• What you will do
Where the data below has the string "this", return the whole line.

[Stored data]
------------------------------------
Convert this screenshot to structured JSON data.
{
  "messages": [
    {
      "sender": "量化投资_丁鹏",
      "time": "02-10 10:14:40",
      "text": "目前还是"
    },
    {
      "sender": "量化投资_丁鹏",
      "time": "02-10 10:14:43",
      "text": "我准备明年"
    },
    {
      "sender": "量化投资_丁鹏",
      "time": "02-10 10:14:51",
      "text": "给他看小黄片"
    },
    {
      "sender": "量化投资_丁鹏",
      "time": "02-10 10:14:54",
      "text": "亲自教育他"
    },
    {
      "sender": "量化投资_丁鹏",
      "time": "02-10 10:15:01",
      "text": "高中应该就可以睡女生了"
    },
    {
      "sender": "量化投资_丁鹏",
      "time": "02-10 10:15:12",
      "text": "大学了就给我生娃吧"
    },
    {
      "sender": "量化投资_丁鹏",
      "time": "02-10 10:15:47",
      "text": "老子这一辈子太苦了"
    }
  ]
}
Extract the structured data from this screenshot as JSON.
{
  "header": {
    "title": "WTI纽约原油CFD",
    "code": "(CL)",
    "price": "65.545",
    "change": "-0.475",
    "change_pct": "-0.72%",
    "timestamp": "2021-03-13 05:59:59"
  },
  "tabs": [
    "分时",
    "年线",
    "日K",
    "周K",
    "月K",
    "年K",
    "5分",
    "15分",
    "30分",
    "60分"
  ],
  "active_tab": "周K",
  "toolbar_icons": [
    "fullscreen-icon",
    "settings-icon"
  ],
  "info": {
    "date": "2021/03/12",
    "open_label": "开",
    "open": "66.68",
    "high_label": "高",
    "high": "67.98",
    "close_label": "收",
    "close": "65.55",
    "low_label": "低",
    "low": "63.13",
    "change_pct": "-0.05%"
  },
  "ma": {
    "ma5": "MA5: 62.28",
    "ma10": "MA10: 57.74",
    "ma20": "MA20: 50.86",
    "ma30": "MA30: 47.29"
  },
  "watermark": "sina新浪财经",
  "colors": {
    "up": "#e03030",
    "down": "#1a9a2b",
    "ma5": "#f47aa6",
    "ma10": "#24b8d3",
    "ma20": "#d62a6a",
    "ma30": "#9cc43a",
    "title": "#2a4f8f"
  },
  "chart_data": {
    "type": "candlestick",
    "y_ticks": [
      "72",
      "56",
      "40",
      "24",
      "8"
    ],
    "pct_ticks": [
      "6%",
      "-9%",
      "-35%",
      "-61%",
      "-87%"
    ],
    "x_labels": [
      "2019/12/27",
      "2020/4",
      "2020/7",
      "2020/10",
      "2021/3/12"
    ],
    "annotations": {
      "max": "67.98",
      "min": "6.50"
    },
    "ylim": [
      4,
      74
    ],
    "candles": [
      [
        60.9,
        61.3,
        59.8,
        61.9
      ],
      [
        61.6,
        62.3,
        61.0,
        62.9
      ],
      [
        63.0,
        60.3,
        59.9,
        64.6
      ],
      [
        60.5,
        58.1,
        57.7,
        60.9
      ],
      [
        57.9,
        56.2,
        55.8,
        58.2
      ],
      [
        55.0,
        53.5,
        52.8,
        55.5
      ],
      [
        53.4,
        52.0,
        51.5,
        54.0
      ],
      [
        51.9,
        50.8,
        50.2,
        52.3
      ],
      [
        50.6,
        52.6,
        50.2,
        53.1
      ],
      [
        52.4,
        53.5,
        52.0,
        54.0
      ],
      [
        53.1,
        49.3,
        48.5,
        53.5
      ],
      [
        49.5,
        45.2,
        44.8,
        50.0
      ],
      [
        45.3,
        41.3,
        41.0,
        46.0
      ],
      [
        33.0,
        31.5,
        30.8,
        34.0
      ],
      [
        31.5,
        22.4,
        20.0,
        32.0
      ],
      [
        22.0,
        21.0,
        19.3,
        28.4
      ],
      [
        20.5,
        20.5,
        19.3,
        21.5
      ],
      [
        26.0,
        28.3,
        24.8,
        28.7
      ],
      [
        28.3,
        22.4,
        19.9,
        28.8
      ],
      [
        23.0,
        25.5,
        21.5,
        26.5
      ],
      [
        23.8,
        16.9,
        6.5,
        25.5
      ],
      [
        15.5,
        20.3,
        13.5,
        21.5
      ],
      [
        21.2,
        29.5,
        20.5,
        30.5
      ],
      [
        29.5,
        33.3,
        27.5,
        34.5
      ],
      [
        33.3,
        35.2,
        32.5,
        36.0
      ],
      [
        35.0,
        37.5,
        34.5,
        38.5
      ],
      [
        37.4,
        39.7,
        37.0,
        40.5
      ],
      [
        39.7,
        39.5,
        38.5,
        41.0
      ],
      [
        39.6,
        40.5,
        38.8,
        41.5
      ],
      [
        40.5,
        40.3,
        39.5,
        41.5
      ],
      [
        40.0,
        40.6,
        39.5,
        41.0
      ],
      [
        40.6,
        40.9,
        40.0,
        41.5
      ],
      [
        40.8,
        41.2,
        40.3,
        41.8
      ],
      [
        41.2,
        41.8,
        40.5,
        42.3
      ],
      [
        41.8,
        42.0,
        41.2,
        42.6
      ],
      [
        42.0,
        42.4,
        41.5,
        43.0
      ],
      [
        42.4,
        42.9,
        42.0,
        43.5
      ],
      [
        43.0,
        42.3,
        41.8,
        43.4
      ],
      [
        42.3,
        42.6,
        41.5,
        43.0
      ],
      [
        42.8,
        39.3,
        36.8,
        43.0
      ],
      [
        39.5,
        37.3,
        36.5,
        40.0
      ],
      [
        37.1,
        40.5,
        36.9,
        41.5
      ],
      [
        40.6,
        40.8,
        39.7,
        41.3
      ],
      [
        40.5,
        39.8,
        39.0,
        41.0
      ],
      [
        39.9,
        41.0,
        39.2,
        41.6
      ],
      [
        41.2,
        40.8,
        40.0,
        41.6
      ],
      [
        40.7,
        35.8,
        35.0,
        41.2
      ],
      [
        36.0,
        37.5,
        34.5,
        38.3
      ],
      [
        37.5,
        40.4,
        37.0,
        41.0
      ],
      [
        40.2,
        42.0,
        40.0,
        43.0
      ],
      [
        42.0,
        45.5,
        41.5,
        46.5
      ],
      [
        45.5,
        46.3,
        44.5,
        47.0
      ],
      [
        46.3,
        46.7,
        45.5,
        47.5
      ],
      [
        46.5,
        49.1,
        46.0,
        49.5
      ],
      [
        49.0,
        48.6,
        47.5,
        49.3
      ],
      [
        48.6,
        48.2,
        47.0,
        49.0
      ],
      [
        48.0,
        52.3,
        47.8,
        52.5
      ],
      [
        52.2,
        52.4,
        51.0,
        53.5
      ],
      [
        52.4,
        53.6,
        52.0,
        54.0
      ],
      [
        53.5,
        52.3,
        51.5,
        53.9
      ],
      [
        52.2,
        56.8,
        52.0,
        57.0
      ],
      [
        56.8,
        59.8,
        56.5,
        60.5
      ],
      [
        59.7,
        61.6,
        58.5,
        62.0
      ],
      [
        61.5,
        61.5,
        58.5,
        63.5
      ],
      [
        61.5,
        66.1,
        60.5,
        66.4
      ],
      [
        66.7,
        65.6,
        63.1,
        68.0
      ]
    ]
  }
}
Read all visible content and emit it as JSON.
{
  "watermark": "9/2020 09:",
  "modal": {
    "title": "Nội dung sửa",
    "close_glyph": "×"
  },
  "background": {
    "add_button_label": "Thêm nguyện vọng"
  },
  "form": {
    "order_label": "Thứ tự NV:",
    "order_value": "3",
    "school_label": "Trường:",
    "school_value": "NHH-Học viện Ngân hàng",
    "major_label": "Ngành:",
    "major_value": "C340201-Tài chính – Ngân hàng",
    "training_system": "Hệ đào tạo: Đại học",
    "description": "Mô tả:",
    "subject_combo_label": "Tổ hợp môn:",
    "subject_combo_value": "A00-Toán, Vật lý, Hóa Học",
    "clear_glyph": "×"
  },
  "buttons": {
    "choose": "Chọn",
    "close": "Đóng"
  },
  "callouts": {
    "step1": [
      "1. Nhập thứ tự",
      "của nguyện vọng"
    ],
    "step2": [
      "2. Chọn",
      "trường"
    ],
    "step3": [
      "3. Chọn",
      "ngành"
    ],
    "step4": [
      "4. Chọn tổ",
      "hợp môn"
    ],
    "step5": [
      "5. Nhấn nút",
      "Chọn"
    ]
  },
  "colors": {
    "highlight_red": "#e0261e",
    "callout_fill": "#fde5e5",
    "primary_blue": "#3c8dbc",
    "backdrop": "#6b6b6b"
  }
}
------------------------------------
• Answer for the task
Convert this screenshot to structured JSON data.
Extract the structured data from this screenshot as JSON.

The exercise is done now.